For the copy, please give all of the data again exactly and leave the pictures out.

Saved data entries:

------------------------

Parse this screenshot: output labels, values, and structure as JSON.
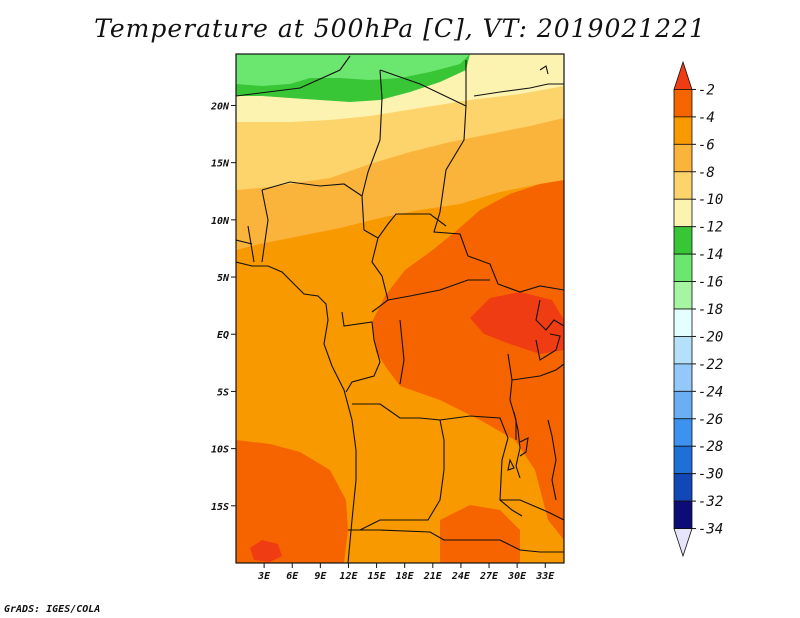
{
  "title": "Temperature at 500hPa [C], VT: 2019021221",
  "credit": "GrADS: IGES/COLA",
  "map": {
    "lon_ticks": [
      "3E",
      "6E",
      "9E",
      "12E",
      "15E",
      "18E",
      "21E",
      "24E",
      "27E",
      "30E",
      "33E"
    ],
    "lat_ticks": [
      "20N",
      "15N",
      "10N",
      "5N",
      "EQ",
      "5S",
      "10S",
      "15S"
    ],
    "lon_range": [
      0,
      35
    ],
    "lat_range": [
      -20,
      24.5
    ]
  },
  "colorbar": {
    "labels": [
      "-2",
      "-4",
      "-6",
      "-8",
      "-10",
      "-12",
      "-14",
      "-16",
      "-18",
      "-20",
      "-22",
      "-24",
      "-26",
      "-28",
      "-30",
      "-32",
      "-34"
    ],
    "colors": [
      "#f03c12",
      "#f66400",
      "#f99900",
      "#fbb43b",
      "#fdd46b",
      "#fdf3b0",
      "#38c536",
      "#6be66e",
      "#a6f5a2",
      "#e4ffff",
      "#b5e0fa",
      "#93c8f8",
      "#6aaff3",
      "#3c92ee",
      "#1e6fd8",
      "#1247b7",
      "#0c0c78",
      "#e6e4fa"
    ]
  },
  "legend_colors": {
    "t_neg4_to_neg2": "#f03c12",
    "t_neg6_to_neg4": "#f66400",
    "t_neg8_to_neg6": "#f99900",
    "t_neg10_to_neg8": "#fbb43b",
    "t_neg12_to_neg10": "#fdd46b",
    "t_band_light": "#fdf3b0",
    "t_band_green": "#38c536",
    "t_band_lightgreen": "#6be66e"
  }
}
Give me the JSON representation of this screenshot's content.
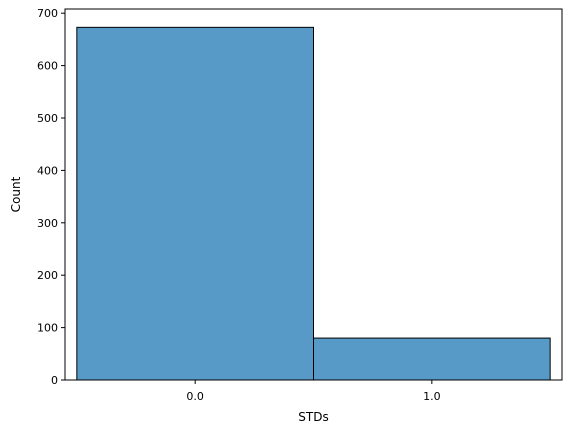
{
  "chart_data": {
    "type": "bar",
    "categories": [
      "0.0",
      "1.0"
    ],
    "values": [
      673,
      80
    ],
    "xlabel": "STDs",
    "ylabel": "Count",
    "ylim": [
      0,
      708
    ],
    "yticks": [
      0,
      100,
      200,
      300,
      400,
      500,
      600,
      700
    ],
    "xlim": [
      -0.55,
      1.55
    ],
    "bin_edges": [
      -0.5,
      0.5,
      1.5
    ],
    "x_tick_positions": [
      0,
      1
    ],
    "grid": false,
    "colors": {
      "bar_fill": "#5799c7",
      "bar_edge": "#000000",
      "axis": "#000000"
    }
  }
}
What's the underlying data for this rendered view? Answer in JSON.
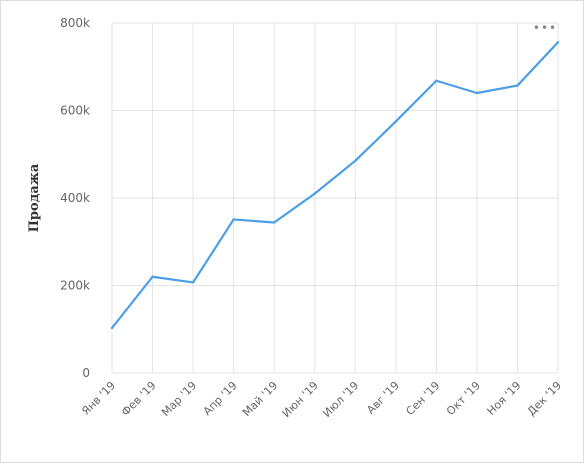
{
  "chart_data": {
    "type": "line",
    "title": "",
    "xlabel": "",
    "ylabel": "Продажа",
    "categories": [
      "Янв '19",
      "Фев '19",
      "Мар '19",
      "Апр '19",
      "Май '19",
      "Июн '19",
      "Июл '19",
      "Авг '19",
      "Сен '19",
      "Окт '19",
      "Ноя '19",
      "Дек '19"
    ],
    "series": [
      {
        "values": [
          103000,
          220000,
          207000,
          351000,
          344000,
          410000,
          485000,
          575000,
          668000,
          640000,
          657000,
          756000
        ],
        "color": "#4c9ee6"
      }
    ],
    "ylim": [
      0,
      800000
    ],
    "yticks": [
      0,
      200000,
      400000,
      600000,
      800000
    ],
    "ytick_labels": [
      "0",
      "200k",
      "400k",
      "600k",
      "800k"
    ],
    "grid": true,
    "legend": "none"
  },
  "menu": {
    "icon": "more-horizontal-icon",
    "label": "•••"
  }
}
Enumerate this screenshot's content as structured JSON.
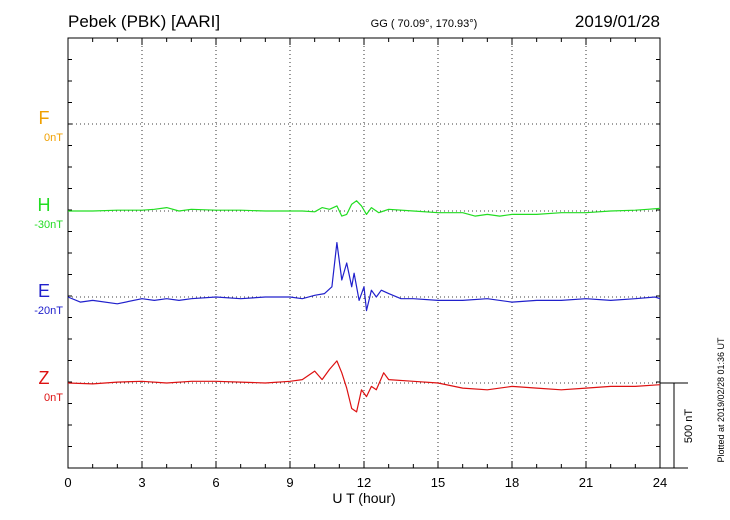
{
  "chart_data": {
    "type": "line",
    "title": "Pebek (PBK)  [AARI]",
    "coords": "GG ( 70.09°, 170.93°)",
    "date": "2019/01/28",
    "xlabel": "U T (hour)",
    "xlim": [
      0,
      24
    ],
    "xticks": [
      "0",
      "3",
      "6",
      "9",
      "12",
      "15",
      "18",
      "21",
      "24"
    ],
    "scale_label": "500 nT",
    "plotted_note": "Plotted at 2019/02/28 01:36 UT",
    "grid": true,
    "series": [
      {
        "name": "F",
        "offset": "0nT",
        "color": "#f0a000",
        "x": [],
        "y": []
      },
      {
        "name": "H",
        "offset": "-30nT",
        "color": "#22dd22",
        "x": [
          0,
          1,
          2,
          3,
          3.5,
          4,
          4.5,
          5,
          6,
          7,
          8,
          9,
          9.5,
          10,
          10.3,
          10.6,
          10.9,
          11.1,
          11.3,
          11.5,
          11.7,
          11.9,
          12.1,
          12.3,
          12.6,
          13,
          14,
          15,
          16,
          16.5,
          17,
          17.5,
          18,
          19,
          20,
          21,
          22,
          23,
          23.5,
          24
        ],
        "y": [
          0,
          0,
          5,
          5,
          10,
          20,
          0,
          10,
          5,
          5,
          0,
          0,
          0,
          -5,
          20,
          10,
          30,
          -30,
          -20,
          40,
          60,
          30,
          -20,
          20,
          -10,
          10,
          0,
          -10,
          -10,
          -30,
          -20,
          -30,
          -20,
          -20,
          -10,
          -10,
          0,
          5,
          10,
          15
        ]
      },
      {
        "name": "E",
        "offset": "-20nT",
        "color": "#2020cc",
        "x": [
          0,
          0.5,
          1,
          2,
          3,
          3.5,
          4,
          4.5,
          5,
          6,
          7,
          8,
          9,
          9.5,
          10,
          10.4,
          10.7,
          10.9,
          11.1,
          11.3,
          11.5,
          11.6,
          11.8,
          12,
          12.1,
          12.3,
          12.5,
          12.7,
          13,
          13.5,
          14,
          15,
          16,
          17,
          18,
          19,
          20,
          21,
          22,
          23,
          23.8,
          24
        ],
        "y": [
          0,
          -30,
          -20,
          -40,
          -10,
          -20,
          -10,
          -20,
          -10,
          0,
          -10,
          0,
          0,
          -10,
          10,
          20,
          60,
          320,
          100,
          200,
          60,
          140,
          -20,
          60,
          -80,
          40,
          0,
          40,
          20,
          -10,
          -10,
          -20,
          -20,
          -10,
          -30,
          -20,
          -20,
          -10,
          -20,
          -10,
          0,
          -10
        ]
      },
      {
        "name": "Z",
        "offset": "0nT",
        "color": "#dd1111",
        "x": [
          0,
          1,
          2,
          3,
          4,
          5,
          6,
          7,
          8,
          9,
          9.5,
          10,
          10.3,
          10.6,
          10.9,
          11.1,
          11.3,
          11.5,
          11.7,
          11.9,
          12.1,
          12.3,
          12.5,
          12.8,
          13,
          14,
          15,
          16,
          17,
          18,
          19,
          20,
          21,
          22,
          23,
          24
        ],
        "y": [
          0,
          -5,
          5,
          10,
          0,
          10,
          10,
          5,
          0,
          10,
          20,
          70,
          20,
          80,
          130,
          60,
          -30,
          -150,
          -170,
          -40,
          -80,
          -20,
          -40,
          60,
          20,
          10,
          0,
          -30,
          -40,
          -20,
          -30,
          -40,
          -30,
          -20,
          -20,
          -10
        ]
      }
    ]
  }
}
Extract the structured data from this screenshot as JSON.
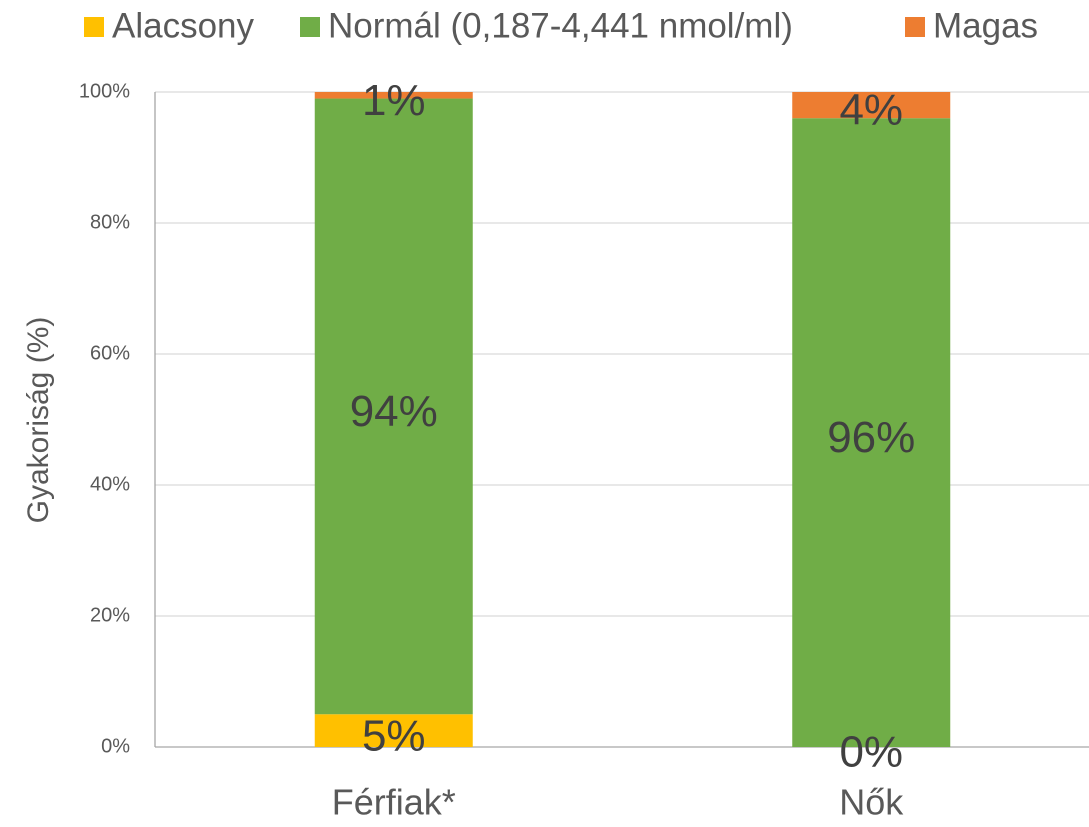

------------------------

#### REPLY
Parse this screenshot: output labels, values, and structure as JSON.
{
  "title": "Temperature at 500hPa [C], VT: 2019021221",
  "credit": "GrADS: IGES/COLA",
  "map": {
    "lon_ticks": [
      "3E",
      "6E",
      "9E",
      "12E",
      "15E",
      "18E",
      "21E",
      "24E",
      "27E",
      "30E",
      "33E"
    ],
    "lat_ticks": [
      "20N",
      "15N",
      "10N",
      "5N",
      "EQ",
      "5S",
      "10S",
      "15S"
    ],
    "lon_range": [
      0,
      35
    ],
    "lat_range": [
      -20,
      24.5
    ]
  },
  "colorbar": {
    "labels": [
      "-2",
      "-4",
      "-6",
      "-8",
      "-10",
      "-12",
      "-14",
      "-16",
      "-18",
      "-20",
      "-22",
      "-24",
      "-26",
      "-28",
      "-30",
      "-32",
      "-34"
    ],
    "colors": [
      "#f03c12",
      "#f66400",
      "#f99900",
      "#fbb43b",
      "#fdd46b",
      "#fdf3b0",
      "#38c536",
      "#6be66e",
      "#a6f5a2",
      "#e4ffff",
      "#b5e0fa",
      "#93c8f8",
      "#6aaff3",
      "#3c92ee",
      "#1e6fd8",
      "#1247b7",
      "#0c0c78",
      "#e6e4fa"
    ]
  },
  "legend_colors": {
    "t_neg4_to_neg2": "#f03c12",
    "t_neg6_to_neg4": "#f66400",
    "t_neg8_to_neg6": "#f99900",
    "t_neg10_to_neg8": "#fbb43b",
    "t_neg12_to_neg10": "#fdd46b",
    "t_band_light": "#fdf3b0",
    "t_band_green": "#38c536",
    "t_band_lightgreen": "#6be66e"
  }
}
Give me the JSON representation of this screenshot's content.
{
  "chart_data": {
    "type": "bar",
    "categories": [
      "0.0",
      "1.0"
    ],
    "values": [
      673,
      80
    ],
    "xlabel": "STDs",
    "ylabel": "Count",
    "ylim": [
      0,
      708
    ],
    "yticks": [
      0,
      100,
      200,
      300,
      400,
      500,
      600,
      700
    ],
    "xlim": [
      -0.55,
      1.55
    ],
    "bin_edges": [
      -0.5,
      0.5,
      1.5
    ],
    "x_tick_positions": [
      0,
      1
    ],
    "grid": false,
    "colors": {
      "bar_fill": "#5799c7",
      "bar_edge": "#000000",
      "axis": "#000000"
    }
  }
}
What's the underlying data for this rendered view? Answer in JSON.
{
  "chart_data": {
    "type": "line",
    "title": "",
    "xlabel": "",
    "ylabel": "Продажа",
    "categories": [
      "Янв '19",
      "Фев '19",
      "Мар '19",
      "Апр '19",
      "Май '19",
      "Июн '19",
      "Июл '19",
      "Авг '19",
      "Сен '19",
      "Окт '19",
      "Ноя '19",
      "Дек '19"
    ],
    "series": [
      {
        "values": [
          103000,
          220000,
          207000,
          351000,
          344000,
          410000,
          485000,
          575000,
          668000,
          640000,
          657000,
          756000
        ],
        "color": "#4c9ee6"
      }
    ],
    "ylim": [
      0,
      800000
    ],
    "yticks": [
      0,
      200000,
      400000,
      600000,
      800000
    ],
    "ytick_labels": [
      "0",
      "200k",
      "400k",
      "600k",
      "800k"
    ],
    "grid": true,
    "legend": "none"
  },
  "menu": {
    "icon": "more-horizontal-icon",
    "label": "•••"
  }
}
Enumerate this screenshot's content as structured JSON.
{
  "chart_data": {
    "type": "line",
    "title": "Pebek (PBK)  [AARI]",
    "coords": "GG ( 70.09°, 170.93°)",
    "date": "2019/01/28",
    "xlabel": "U T (hour)",
    "xlim": [
      0,
      24
    ],
    "xticks": [
      "0",
      "3",
      "6",
      "9",
      "12",
      "15",
      "18",
      "21",
      "24"
    ],
    "scale_label": "500 nT",
    "plotted_note": "Plotted at 2019/02/28 01:36 UT",
    "grid": true,
    "series": [
      {
        "name": "F",
        "offset": "0nT",
        "color": "#f0a000",
        "x": [],
        "y": []
      },
      {
        "name": "H",
        "offset": "-30nT",
        "color": "#22dd22",
        "x": [
          0,
          1,
          2,
          3,
          3.5,
          4,
          4.5,
          5,
          6,
          7,
          8,
          9,
          9.5,
          10,
          10.3,
          10.6,
          10.9,
          11.1,
          11.3,
          11.5,
          11.7,
          11.9,
          12.1,
          12.3,
          12.6,
          13,
          14,
          15,
          16,
          16.5,
          17,
          17.5,
          18,
          19,
          20,
          21,
          22,
          23,
          23.5,
          24
        ],
        "y": [
          0,
          0,
          5,
          5,
          10,
          20,
          0,
          10,
          5,
          5,
          0,
          0,
          0,
          -5,
          20,
          10,
          30,
          -30,
          -20,
          40,
          60,
          30,
          -20,
          20,
          -10,
          10,
          0,
          -10,
          -10,
          -30,
          -20,
          -30,
          -20,
          -20,
          -10,
          -10,
          0,
          5,
          10,
          15
        ]
      },
      {
        "name": "E",
        "offset": "-20nT",
        "color": "#2020cc",
        "x": [
          0,
          0.5,
          1,
          2,
          3,
          3.5,
          4,
          4.5,
          5,
          6,
          7,
          8,
          9,
          9.5,
          10,
          10.4,
          10.7,
          10.9,
          11.1,
          11.3,
          11.5,
          11.6,
          11.8,
          12,
          12.1,
          12.3,
          12.5,
          12.7,
          13,
          13.5,
          14,
          15,
          16,
          17,
          18,
          19,
          20,
          21,
          22,
          23,
          23.8,
          24
        ],
        "y": [
          0,
          -30,
          -20,
          -40,
          -10,
          -20,
          -10,
          -20,
          -10,
          0,
          -10,
          0,
          0,
          -10,
          10,
          20,
          60,
          320,
          100,
          200,
          60,
          140,
          -20,
          60,
          -80,
          40,
          0,
          40,
          20,
          -10,
          -10,
          -20,
          -20,
          -10,
          -30,
          -20,
          -20,
          -10,
          -20,
          -10,
          0,
          -10
        ]
      },
      {
        "name": "Z",
        "offset": "0nT",
        "color": "#dd1111",
        "x": [
          0,
          1,
          2,
          3,
          4,
          5,
          6,
          7,
          8,
          9,
          9.5,
          10,
          10.3,
          10.6,
          10.9,
          11.1,
          11.3,
          11.5,
          11.7,
          11.9,
          12.1,
          12.3,
          12.5,
          12.8,
          13,
          14,
          15,
          16,
          17,
          18,
          19,
          20,
          21,
          22,
          23,
          24
        ],
        "y": [
          0,
          -5,
          5,
          10,
          0,
          10,
          10,
          5,
          0,
          10,
          20,
          70,
          20,
          80,
          130,
          60,
          -30,
          -150,
          -170,
          -40,
          -80,
          -20,
          -40,
          60,
          20,
          10,
          0,
          -30,
          -40,
          -20,
          -30,
          -40,
          -30,
          -20,
          -20,
          -10
        ]
      }
    ]
  }
}
Extract the structured data from this screenshot as JSON.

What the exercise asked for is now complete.